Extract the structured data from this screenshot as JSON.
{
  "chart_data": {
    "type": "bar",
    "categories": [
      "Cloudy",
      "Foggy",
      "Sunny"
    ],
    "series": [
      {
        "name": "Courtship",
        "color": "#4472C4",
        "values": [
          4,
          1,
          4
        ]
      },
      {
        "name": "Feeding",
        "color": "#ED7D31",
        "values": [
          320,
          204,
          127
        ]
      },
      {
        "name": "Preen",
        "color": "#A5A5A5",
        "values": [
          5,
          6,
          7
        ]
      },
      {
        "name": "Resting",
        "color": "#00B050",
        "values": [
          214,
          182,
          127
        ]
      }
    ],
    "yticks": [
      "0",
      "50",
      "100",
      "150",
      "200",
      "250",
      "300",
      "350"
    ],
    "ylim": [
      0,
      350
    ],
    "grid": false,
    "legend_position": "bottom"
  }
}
##############################
◆ TASK TO CARRY OUT:
Look through the lines above and collect those with the word "color".

◆ CORRECT RESULT:
        "color": "#4472C4",
        "color": "#ED7D31",
        "color": "#A5A5A5",
        "color": "#00B050",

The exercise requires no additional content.